Required task:
Present every line in which the string "this" appears.

Information given:

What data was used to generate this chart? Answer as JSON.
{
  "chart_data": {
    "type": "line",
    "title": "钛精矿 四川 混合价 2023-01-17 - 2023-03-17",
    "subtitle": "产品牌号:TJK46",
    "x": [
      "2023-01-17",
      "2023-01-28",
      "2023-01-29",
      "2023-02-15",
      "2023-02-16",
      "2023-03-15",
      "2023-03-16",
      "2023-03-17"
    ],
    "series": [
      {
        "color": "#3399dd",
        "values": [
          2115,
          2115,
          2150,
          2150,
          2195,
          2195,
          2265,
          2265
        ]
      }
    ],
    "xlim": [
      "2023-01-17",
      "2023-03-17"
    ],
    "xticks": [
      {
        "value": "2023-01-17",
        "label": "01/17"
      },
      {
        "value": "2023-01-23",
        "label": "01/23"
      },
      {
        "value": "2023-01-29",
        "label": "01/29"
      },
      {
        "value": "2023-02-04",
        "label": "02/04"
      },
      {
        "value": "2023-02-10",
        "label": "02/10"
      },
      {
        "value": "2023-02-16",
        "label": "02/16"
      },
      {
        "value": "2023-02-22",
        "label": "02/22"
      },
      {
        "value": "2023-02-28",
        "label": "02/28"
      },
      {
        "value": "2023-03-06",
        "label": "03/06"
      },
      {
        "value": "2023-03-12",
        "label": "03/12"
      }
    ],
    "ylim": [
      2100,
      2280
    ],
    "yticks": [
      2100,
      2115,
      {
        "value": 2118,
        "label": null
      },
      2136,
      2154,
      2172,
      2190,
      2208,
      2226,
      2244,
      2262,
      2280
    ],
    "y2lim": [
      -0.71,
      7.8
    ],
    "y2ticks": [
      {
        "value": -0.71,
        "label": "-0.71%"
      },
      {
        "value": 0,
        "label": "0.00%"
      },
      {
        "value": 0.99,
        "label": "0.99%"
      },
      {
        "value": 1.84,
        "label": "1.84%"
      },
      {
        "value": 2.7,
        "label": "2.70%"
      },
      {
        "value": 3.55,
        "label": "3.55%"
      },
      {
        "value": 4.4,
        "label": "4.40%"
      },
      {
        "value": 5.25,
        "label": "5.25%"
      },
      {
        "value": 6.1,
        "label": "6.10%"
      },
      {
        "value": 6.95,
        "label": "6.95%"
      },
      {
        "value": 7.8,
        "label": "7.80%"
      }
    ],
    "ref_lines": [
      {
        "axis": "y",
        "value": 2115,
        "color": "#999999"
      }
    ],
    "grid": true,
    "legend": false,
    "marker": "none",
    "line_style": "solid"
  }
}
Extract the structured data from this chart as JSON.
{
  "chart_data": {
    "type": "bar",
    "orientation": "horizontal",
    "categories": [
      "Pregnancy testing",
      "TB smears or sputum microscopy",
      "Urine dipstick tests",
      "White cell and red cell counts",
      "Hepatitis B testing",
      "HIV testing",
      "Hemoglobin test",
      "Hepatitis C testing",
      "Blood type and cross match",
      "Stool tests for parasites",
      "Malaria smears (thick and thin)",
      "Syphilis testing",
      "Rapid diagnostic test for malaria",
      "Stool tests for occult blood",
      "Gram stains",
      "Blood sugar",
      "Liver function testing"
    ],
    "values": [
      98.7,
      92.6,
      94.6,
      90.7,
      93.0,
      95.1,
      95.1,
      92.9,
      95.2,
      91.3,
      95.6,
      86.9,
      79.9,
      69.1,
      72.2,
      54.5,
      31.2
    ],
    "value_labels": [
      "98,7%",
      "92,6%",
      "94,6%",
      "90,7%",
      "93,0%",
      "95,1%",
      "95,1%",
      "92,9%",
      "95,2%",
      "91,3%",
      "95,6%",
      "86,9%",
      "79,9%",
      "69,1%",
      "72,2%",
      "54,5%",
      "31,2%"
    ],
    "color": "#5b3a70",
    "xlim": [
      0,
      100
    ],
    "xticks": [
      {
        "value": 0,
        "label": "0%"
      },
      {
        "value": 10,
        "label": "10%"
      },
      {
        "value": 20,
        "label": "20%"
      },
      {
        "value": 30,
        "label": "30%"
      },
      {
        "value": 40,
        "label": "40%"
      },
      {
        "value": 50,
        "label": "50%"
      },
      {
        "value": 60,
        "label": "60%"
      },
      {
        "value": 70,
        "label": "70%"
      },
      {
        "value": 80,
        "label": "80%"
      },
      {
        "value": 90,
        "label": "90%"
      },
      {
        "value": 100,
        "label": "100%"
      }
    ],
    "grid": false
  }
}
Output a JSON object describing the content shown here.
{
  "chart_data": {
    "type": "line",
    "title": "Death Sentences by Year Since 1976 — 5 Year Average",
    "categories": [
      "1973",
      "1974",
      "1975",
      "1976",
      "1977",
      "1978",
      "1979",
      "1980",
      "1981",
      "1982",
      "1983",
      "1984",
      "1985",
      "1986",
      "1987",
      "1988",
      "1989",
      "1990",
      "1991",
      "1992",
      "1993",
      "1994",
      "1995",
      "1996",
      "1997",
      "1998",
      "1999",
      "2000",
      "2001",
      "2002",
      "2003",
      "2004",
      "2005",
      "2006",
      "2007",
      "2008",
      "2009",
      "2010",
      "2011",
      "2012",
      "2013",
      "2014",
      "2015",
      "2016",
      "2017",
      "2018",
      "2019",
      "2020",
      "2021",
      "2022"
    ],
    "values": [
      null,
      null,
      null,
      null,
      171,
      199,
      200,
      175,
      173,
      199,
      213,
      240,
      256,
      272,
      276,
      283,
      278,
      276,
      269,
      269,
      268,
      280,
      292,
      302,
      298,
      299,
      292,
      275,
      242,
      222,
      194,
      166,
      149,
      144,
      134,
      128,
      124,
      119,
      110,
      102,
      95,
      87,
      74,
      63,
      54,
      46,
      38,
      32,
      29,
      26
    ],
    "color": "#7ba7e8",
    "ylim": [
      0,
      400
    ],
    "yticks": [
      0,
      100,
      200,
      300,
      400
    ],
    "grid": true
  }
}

Problem solution:
What data was used to generate this chart? Answer as JSON.
Extract the structured data from this chart as JSON.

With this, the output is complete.